Job:
Select every line below containing the word "Matched".

Entries with figure data:
────────────────────────────────────────

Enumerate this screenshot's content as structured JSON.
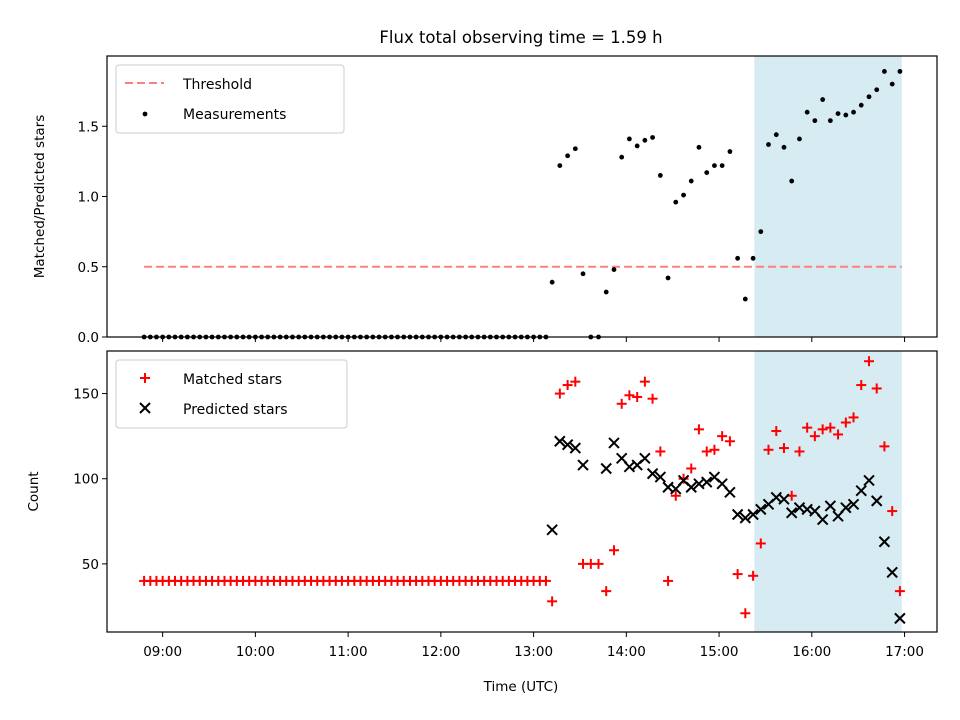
{
  "title": "Flux total observing time = 1.59 h",
  "chart_data": [
    {
      "type": "scatter",
      "ylabel": "Matched/Predicted stars",
      "ylim": [
        0,
        2.0
      ],
      "yticks": [
        "0.0",
        "0.5",
        "1.0",
        "1.5"
      ],
      "ytick_values": [
        0,
        0.5,
        1.0,
        1.5
      ],
      "xlim": [
        8.4,
        17.35
      ],
      "grid": false,
      "legend": {
        "position": "top-left",
        "entries": [
          "Threshold",
          "Measurements"
        ]
      },
      "threshold": {
        "name": "Threshold",
        "value": 0.5,
        "x_start": 8.8,
        "x_end": 16.97,
        "color": "#ff7f7f"
      },
      "highlight_span": [
        15.38,
        16.97
      ],
      "series": [
        {
          "name": "Measurements",
          "color": "#000000",
          "x": [
            8.8,
            8.867,
            8.933,
            9.0,
            9.067,
            9.133,
            9.2,
            9.267,
            9.333,
            9.4,
            9.467,
            9.533,
            9.6,
            9.667,
            9.733,
            9.8,
            9.867,
            9.933,
            10.0,
            10.067,
            10.133,
            10.2,
            10.267,
            10.333,
            10.4,
            10.467,
            10.533,
            10.6,
            10.667,
            10.733,
            10.8,
            10.867,
            10.933,
            11.0,
            11.067,
            11.133,
            11.2,
            11.267,
            11.333,
            11.4,
            11.467,
            11.533,
            11.6,
            11.667,
            11.733,
            11.8,
            11.867,
            11.933,
            12.0,
            12.067,
            12.133,
            12.2,
            12.267,
            12.333,
            12.4,
            12.467,
            12.533,
            12.6,
            12.667,
            12.733,
            12.8,
            12.867,
            12.933,
            13.0,
            13.067,
            13.133,
            13.2,
            13.283,
            13.367,
            13.45,
            13.533,
            13.617,
            13.7,
            13.783,
            13.867,
            13.95,
            14.033,
            14.117,
            14.2,
            14.283,
            14.367,
            14.45,
            14.533,
            14.617,
            14.7,
            14.783,
            14.867,
            14.95,
            15.033,
            15.117,
            15.2,
            15.283,
            15.367,
            15.45,
            15.533,
            15.617,
            15.7,
            15.783,
            15.867,
            15.95,
            16.033,
            16.117,
            16.2,
            16.283,
            16.367,
            16.45,
            16.533,
            16.617,
            16.7,
            16.783,
            16.867,
            16.95
          ],
          "y": [
            0,
            0,
            0,
            0,
            0,
            0,
            0,
            0,
            0,
            0,
            0,
            0,
            0,
            0,
            0,
            0,
            0,
            0,
            0,
            0,
            0,
            0,
            0,
            0,
            0,
            0,
            0,
            0,
            0,
            0,
            0,
            0,
            0,
            0,
            0,
            0,
            0,
            0,
            0,
            0,
            0,
            0,
            0,
            0,
            0,
            0,
            0,
            0,
            0,
            0,
            0,
            0,
            0,
            0,
            0,
            0,
            0,
            0,
            0,
            0,
            0,
            0,
            0,
            0,
            0,
            0,
            0.39,
            1.22,
            1.29,
            1.34,
            0.45,
            0,
            0,
            0.32,
            0.48,
            1.28,
            1.41,
            1.36,
            1.4,
            1.42,
            1.15,
            0.42,
            0.96,
            1.01,
            1.11,
            1.35,
            1.17,
            1.22,
            1.22,
            1.32,
            0.56,
            0.27,
            0.56,
            0.75,
            1.37,
            1.44,
            1.35,
            1.11,
            1.41,
            1.6,
            1.54,
            1.69,
            1.54,
            1.59,
            1.58,
            1.6,
            1.65,
            1.71,
            1.76,
            1.89,
            1.8,
            1.89
          ]
        }
      ]
    },
    {
      "type": "scatter",
      "xlabel": "Time (UTC)",
      "ylabel": "Count",
      "ylim": [
        10,
        175
      ],
      "yticks": [
        "50",
        "100",
        "150"
      ],
      "ytick_values": [
        50,
        100,
        150
      ],
      "xlim": [
        8.4,
        17.35
      ],
      "xticks": [
        "09:00",
        "10:00",
        "11:00",
        "12:00",
        "13:00",
        "14:00",
        "15:00",
        "16:00",
        "17:00"
      ],
      "xtick_values": [
        9,
        10,
        11,
        12,
        13,
        14,
        15,
        16,
        17
      ],
      "grid": false,
      "legend": {
        "position": "top-left",
        "entries": [
          "Matched stars",
          "Predicted stars"
        ]
      },
      "highlight_span": [
        15.38,
        16.97
      ],
      "series": [
        {
          "name": "Matched stars",
          "marker": "plus",
          "color": "#ff0000",
          "x": [
            8.8,
            8.867,
            8.933,
            9.0,
            9.067,
            9.133,
            9.2,
            9.267,
            9.333,
            9.4,
            9.467,
            9.533,
            9.6,
            9.667,
            9.733,
            9.8,
            9.867,
            9.933,
            10.0,
            10.067,
            10.133,
            10.2,
            10.267,
            10.333,
            10.4,
            10.467,
            10.533,
            10.6,
            10.667,
            10.733,
            10.8,
            10.867,
            10.933,
            11.0,
            11.067,
            11.133,
            11.2,
            11.267,
            11.333,
            11.4,
            11.467,
            11.533,
            11.6,
            11.667,
            11.733,
            11.8,
            11.867,
            11.933,
            12.0,
            12.067,
            12.133,
            12.2,
            12.267,
            12.333,
            12.4,
            12.467,
            12.533,
            12.6,
            12.667,
            12.733,
            12.8,
            12.867,
            12.933,
            13.0,
            13.067,
            13.133,
            13.2,
            13.283,
            13.367,
            13.45,
            13.533,
            13.617,
            13.7,
            13.783,
            13.867,
            13.95,
            14.033,
            14.117,
            14.2,
            14.283,
            14.367,
            14.45,
            14.533,
            14.617,
            14.7,
            14.783,
            14.867,
            14.95,
            15.033,
            15.117,
            15.2,
            15.283,
            15.367,
            15.45,
            15.533,
            15.617,
            15.7,
            15.783,
            15.867,
            15.95,
            16.033,
            16.117,
            16.2,
            16.283,
            16.367,
            16.45,
            16.533,
            16.617,
            16.7,
            16.783,
            16.867,
            16.95
          ],
          "y": [
            40,
            40,
            40,
            40,
            40,
            40,
            40,
            40,
            40,
            40,
            40,
            40,
            40,
            40,
            40,
            40,
            40,
            40,
            40,
            40,
            40,
            40,
            40,
            40,
            40,
            40,
            40,
            40,
            40,
            40,
            40,
            40,
            40,
            40,
            40,
            40,
            40,
            40,
            40,
            40,
            40,
            40,
            40,
            40,
            40,
            40,
            40,
            40,
            40,
            40,
            40,
            40,
            40,
            40,
            40,
            40,
            40,
            40,
            40,
            40,
            40,
            40,
            40,
            40,
            40,
            40,
            28,
            150,
            155,
            157,
            50,
            50,
            50,
            34,
            58,
            144,
            149,
            148,
            157,
            147,
            116,
            40,
            90,
            100,
            106,
            129,
            116,
            117,
            125,
            122,
            44,
            21,
            43,
            62,
            117,
            128,
            118,
            90,
            116,
            130,
            125,
            129,
            130,
            126,
            133,
            136,
            155,
            169,
            153,
            119,
            81,
            34
          ]
        },
        {
          "name": "Predicted stars",
          "marker": "x",
          "color": "#000000",
          "x": [
            13.2,
            13.283,
            13.367,
            13.45,
            13.533,
            13.783,
            13.867,
            13.95,
            14.033,
            14.117,
            14.2,
            14.283,
            14.367,
            14.45,
            14.533,
            14.617,
            14.7,
            14.783,
            14.867,
            14.95,
            15.033,
            15.117,
            15.2,
            15.283,
            15.367,
            15.45,
            15.533,
            15.617,
            15.7,
            15.783,
            15.867,
            15.95,
            16.033,
            16.117,
            16.2,
            16.283,
            16.367,
            16.45,
            16.533,
            16.617,
            16.7,
            16.783,
            16.867,
            16.95
          ],
          "y": [
            70,
            122,
            120,
            118,
            108,
            106,
            121,
            112,
            107,
            108,
            112,
            103,
            101,
            95,
            94,
            99,
            95,
            97,
            98,
            101,
            97,
            92,
            79,
            77,
            79,
            82,
            85,
            89,
            88,
            80,
            83,
            82,
            81,
            76,
            84,
            78,
            83,
            85,
            93,
            99,
            87,
            63,
            45,
            18
          ]
        }
      ]
    }
  ]
}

────────────────────────────────────────

Solution for this task:
      "ylabel": "Matched/Predicted stars",
          "Matched stars",
          "name": "Matched stars",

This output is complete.